--- begin RECORDS SUPPLIED ---
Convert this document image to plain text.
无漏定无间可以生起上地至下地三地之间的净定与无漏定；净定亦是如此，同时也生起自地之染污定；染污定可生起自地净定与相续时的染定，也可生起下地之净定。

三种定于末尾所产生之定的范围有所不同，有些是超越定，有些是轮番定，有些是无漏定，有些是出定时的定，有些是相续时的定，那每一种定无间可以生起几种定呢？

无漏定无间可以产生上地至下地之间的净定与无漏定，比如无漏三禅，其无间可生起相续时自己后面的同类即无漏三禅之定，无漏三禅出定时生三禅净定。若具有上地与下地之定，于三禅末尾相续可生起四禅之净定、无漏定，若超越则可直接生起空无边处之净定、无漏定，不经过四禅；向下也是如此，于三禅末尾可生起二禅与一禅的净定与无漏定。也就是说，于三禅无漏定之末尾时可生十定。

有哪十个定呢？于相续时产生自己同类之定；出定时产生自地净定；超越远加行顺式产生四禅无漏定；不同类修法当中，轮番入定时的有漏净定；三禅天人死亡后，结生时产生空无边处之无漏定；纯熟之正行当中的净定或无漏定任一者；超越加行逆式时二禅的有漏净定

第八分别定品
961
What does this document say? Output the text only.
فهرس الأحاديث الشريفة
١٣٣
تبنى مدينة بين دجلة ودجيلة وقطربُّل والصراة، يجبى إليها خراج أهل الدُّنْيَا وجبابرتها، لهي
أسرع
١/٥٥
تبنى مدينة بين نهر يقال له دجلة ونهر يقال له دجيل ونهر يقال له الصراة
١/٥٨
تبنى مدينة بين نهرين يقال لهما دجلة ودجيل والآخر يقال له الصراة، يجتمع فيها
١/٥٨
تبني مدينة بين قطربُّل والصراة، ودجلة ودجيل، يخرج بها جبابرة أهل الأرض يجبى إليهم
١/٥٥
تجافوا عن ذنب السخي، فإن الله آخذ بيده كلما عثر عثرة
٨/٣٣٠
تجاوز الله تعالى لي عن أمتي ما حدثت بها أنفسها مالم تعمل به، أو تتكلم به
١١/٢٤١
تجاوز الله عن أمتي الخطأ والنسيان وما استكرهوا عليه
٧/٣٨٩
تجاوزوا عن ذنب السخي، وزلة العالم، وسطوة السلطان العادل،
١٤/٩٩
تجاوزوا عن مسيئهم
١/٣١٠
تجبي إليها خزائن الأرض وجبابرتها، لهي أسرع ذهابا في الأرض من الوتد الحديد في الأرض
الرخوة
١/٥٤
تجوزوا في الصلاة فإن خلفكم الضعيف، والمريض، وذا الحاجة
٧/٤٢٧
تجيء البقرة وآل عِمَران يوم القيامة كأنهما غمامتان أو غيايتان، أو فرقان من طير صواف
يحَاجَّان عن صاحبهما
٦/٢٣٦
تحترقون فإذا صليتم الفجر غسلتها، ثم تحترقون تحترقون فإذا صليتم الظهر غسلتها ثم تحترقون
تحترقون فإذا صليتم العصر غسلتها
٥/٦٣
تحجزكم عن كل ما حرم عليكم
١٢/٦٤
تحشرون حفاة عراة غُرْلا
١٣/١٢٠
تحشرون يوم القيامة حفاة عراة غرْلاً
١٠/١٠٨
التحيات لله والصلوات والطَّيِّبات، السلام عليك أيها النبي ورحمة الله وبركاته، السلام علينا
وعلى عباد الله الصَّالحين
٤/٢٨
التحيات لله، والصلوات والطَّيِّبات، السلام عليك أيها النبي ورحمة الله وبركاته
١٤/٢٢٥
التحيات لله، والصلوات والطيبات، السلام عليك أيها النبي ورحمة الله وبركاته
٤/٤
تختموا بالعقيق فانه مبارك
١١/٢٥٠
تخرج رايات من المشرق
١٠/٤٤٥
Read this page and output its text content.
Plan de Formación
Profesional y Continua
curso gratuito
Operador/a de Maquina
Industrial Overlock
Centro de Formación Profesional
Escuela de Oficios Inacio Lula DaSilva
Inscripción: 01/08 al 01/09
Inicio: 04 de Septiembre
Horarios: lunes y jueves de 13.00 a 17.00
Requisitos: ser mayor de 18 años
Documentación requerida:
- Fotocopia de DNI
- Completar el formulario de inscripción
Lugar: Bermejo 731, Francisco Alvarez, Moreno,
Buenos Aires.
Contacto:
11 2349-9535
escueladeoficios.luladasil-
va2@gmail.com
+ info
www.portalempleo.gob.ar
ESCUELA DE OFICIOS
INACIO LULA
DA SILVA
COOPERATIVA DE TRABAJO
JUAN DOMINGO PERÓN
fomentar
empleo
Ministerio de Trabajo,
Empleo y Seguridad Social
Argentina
--- end RECORDS SUPPLIED ---
- PROBLEM TO SOLVE
Quote each line of the listing above exactly.

- RESPONSE BELOW
Convert this document image to plain text.
无漏定无间可以生起上地至下地三地之间的净定与无漏定；净定亦是如此，同时也生起自地之染污定；染污定可生起自地净定与相续时的染定，也可生起下地之净定。

三种定于末尾所产生之定的范围有所不同，有些是超越定，有些是轮番定，有些是无漏定，有些是出定时的定，有些是相续时的定，那每一种定无间可以生起几种定呢？

无漏定无间可以产生上地至下地之间的净定与无漏定，比如无漏三禅，其无间可生起相续时自己后面的同类即无漏三禅之定，无漏三禅出定时生三禅净定。若具有上地与下地之定，于三禅末尾相续可生起四禅之净定、无漏定，若超越则可直接生起空无边处之净定、无漏定，不经过四禅；向下也是如此，于三禅末尾可生起二禅与一禅的净定与无漏定。也就是说，于三禅无漏定之末尾时可生十定。

有哪十个定呢？于相续时产生自己同类之定；出定时产生自地净定；超越远加行顺式产生四禅无漏定；不同类修法当中，轮番入定时的有漏净定；三禅天人死亡后，结生时产生空无边处之无漏定；纯熟之正行当中的净定或无漏定任一者；超越加行逆式时二禅的有漏净定

第八分别定品
961
What does this document say? Output the text only.
فهرس الأحاديث الشريفة
١٣٣
تبنى مدينة بين دجلة ودجيلة وقطربُّل والصراة، يجبى إليها خراج أهل الدُّنْيَا وجبابرتها، لهي
أسرع
١/٥٥
تبنى مدينة بين نهر يقال له دجلة ونهر يقال له دجيل ونهر يقال له الصراة
١/٥٨
تبنى مدينة بين نهرين يقال لهما دجلة ودجيل والآخر يقال له الصراة، يجتمع فيها
١/٥٨
تبني مدينة بين قطربُّل والصراة، ودجلة ودجيل، يخرج بها جبابرة أهل الأرض يجبى إليهم
١/٥٥
تجافوا عن ذنب السخي، فإن الله آخذ بيده كلما عثر عثرة
٨/٣٣٠
تجاوز الله تعالى لي عن أمتي ما حدثت بها أنفسها مالم تعمل به، أو تتكلم به
١١/٢٤١
تجاوز الله عن أمتي الخطأ والنسيان وما استكرهوا عليه
٧/٣٨٩
تجاوزوا عن ذنب السخي، وزلة العالم، وسطوة السلطان العادل،
١٤/٩٩
تجاوزوا عن مسيئهم
١/٣١٠
تجبي إليها خزائن الأرض وجبابرتها، لهي أسرع ذهابا في الأرض من الوتد الحديد في الأرض
الرخوة
١/٥٤
تجوزوا في الصلاة فإن خلفكم الضعيف، والمريض، وذا الحاجة
٧/٤٢٧
تجيء البقرة وآل عِمَران يوم القيامة كأنهما غمامتان أو غيايتان، أو فرقان من طير صواف
يحَاجَّان عن صاحبهما
٦/٢٣٦
تحترقون فإذا صليتم الفجر غسلتها، ثم تحترقون تحترقون فإذا صليتم الظهر غسلتها ثم تحترقون
تحترقون فإذا صليتم العصر غسلتها
٥/٦٣
تحجزكم عن كل ما حرم عليكم
١٢/٦٤
تحشرون حفاة عراة غُرْلا
١٣/١٢٠
تحشرون يوم القيامة حفاة عراة غرْلاً
١٠/١٠٨
التحيات لله والصلوات والطَّيِّبات، السلام عليك أيها النبي ورحمة الله وبركاته، السلام علينا
وعلى عباد الله الصَّالحين
٤/٢٨
التحيات لله، والصلوات والطَّيِّبات، السلام عليك أيها النبي ورحمة الله وبركاته
١٤/٢٢٥
التحيات لله، والصلوات والطيبات، السلام عليك أيها النبي ورحمة الله وبركاته
٤/٤
تختموا بالعقيق فانه مبارك
١١/٢٥٠
تخرج رايات من المشرق
١٠/٤٤٥
Read this page and output its text content.
Plan de Formación
Profesional y Continua
curso gratuito
Operador/a de Maquina
Industrial Overlock
Centro de Formación Profesional
Escuela de Oficios Inacio Lula DaSilva
Inscripción: 01/08 al 01/09
Inicio: 04 de Septiembre
Horarios: lunes y jueves de 13.00 a 17.00
Requisitos: ser mayor de 18 años
Documentación requerida:
- Fotocopia de DNI
- Completar el formulario de inscripción
Lugar: Bermejo 731, Francisco Alvarez, Moreno,
Buenos Aires.
Contacto:
11 2349-9535
escueladeoficios.luladasil-
va2@gmail.com
+ info
www.portalempleo.gob.ar
ESCUELA DE OFICIOS
INACIO LULA
DA SILVA
COOPERATIVA DE TRABAJO
JUAN DOMINGO PERÓN
fomentar
empleo
Ministerio de Trabajo,
Empleo y Seguridad Social
Argentina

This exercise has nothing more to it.